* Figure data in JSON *
- - - - - - -

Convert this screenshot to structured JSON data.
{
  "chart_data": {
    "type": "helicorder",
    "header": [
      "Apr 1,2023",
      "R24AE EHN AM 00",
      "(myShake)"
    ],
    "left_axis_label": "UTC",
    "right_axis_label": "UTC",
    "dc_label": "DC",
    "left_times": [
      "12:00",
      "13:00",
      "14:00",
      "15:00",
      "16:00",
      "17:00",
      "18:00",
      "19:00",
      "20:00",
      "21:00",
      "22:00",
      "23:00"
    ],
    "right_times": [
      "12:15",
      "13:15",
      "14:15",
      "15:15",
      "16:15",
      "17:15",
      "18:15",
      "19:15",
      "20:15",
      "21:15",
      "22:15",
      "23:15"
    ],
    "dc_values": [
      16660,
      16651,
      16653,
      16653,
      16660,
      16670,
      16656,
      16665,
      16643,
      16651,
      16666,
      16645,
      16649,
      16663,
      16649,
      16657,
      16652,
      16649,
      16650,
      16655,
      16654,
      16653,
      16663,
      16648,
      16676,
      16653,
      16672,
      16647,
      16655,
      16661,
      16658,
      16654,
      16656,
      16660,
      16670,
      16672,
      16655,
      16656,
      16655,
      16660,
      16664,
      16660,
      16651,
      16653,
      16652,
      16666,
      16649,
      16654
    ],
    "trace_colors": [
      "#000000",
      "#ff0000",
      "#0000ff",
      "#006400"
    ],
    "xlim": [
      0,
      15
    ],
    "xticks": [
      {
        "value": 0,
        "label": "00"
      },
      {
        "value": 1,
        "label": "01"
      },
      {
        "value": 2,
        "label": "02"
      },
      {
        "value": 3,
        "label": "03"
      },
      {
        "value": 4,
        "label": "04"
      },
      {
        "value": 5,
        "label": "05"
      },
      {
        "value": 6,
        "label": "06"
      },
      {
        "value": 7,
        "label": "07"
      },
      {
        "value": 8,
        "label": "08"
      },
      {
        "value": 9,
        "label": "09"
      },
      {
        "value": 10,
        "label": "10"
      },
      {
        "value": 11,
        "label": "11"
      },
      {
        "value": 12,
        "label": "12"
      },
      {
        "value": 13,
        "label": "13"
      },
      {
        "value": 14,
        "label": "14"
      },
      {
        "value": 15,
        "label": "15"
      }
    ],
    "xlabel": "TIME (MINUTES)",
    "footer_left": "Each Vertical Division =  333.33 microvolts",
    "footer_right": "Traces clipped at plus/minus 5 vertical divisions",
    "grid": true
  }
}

- - - - - - -

* WHAT IS ASKED *
Copy the records above exactly as they appear.

* SOLUTION TO THE PROBLEM *
Convert this screenshot to structured JSON data.
{
  "chart_data": {
    "type": "helicorder",
    "header": [
      "Apr 1,2023",
      "R24AE EHN AM 00",
      "(myShake)"
    ],
    "left_axis_label": "UTC",
    "right_axis_label": "UTC",
    "dc_label": "DC",
    "left_times": [
      "12:00",
      "13:00",
      "14:00",
      "15:00",
      "16:00",
      "17:00",
      "18:00",
      "19:00",
      "20:00",
      "21:00",
      "22:00",
      "23:00"
    ],
    "right_times": [
      "12:15",
      "13:15",
      "14:15",
      "15:15",
      "16:15",
      "17:15",
      "18:15",
      "19:15",
      "20:15",
      "21:15",
      "22:15",
      "23:15"
    ],
    "dc_values": [
      16660,
      16651,
      16653,
      16653,
      16660,
      16670,
      16656,
      16665,
      16643,
      16651,
      16666,
      16645,
      16649,
      16663,
      16649,
      16657,
      16652,
      16649,
      16650,
      16655,
      16654,
      16653,
      16663,
      16648,
      16676,
      16653,
      16672,
      16647,
      16655,
      16661,
      16658,
      16654,
      16656,
      16660,
      16670,
      16672,
      16655,
      16656,
      16655,
      16660,
      16664,
      16660,
      16651,
      16653,
      16652,
      16666,
      16649,
      16654
    ],
    "trace_colors": [
      "#000000",
      "#ff0000",
      "#0000ff",
      "#006400"
    ],
    "xlim": [
      0,
      15
    ],
    "xticks": [
      {
        "value": 0,
        "label": "00"
      },
      {
        "value": 1,
        "label": "01"
      },
      {
        "value": 2,
        "label": "02"
      },
      {
        "value": 3,
        "label": "03"
      },
      {
        "value": 4,
        "label": "04"
      },
      {
        "value": 5,
        "label": "05"
      },
      {
        "value": 6,
        "label": "06"
      },
      {
        "value": 7,
        "label": "07"
      },
      {
        "value": 8,
        "label": "08"
      },
      {
        "value": 9,
        "label": "09"
      },
      {
        "value": 10,
        "label": "10"
      },
      {
        "value": 11,
        "label": "11"
      },
      {
        "value": 12,
        "label": "12"
      },
      {
        "value": 13,
        "label": "13"
      },
      {
        "value": 14,
        "label": "14"
      },
      {
        "value": 15,
        "label": "15"
      }
    ],
    "xlabel": "TIME (MINUTES)",
    "footer_left": "Each Vertical Division =  333.33 microvolts",
    "footer_right": "Traces clipped at plus/minus 5 vertical divisions",
    "grid": true
  }
}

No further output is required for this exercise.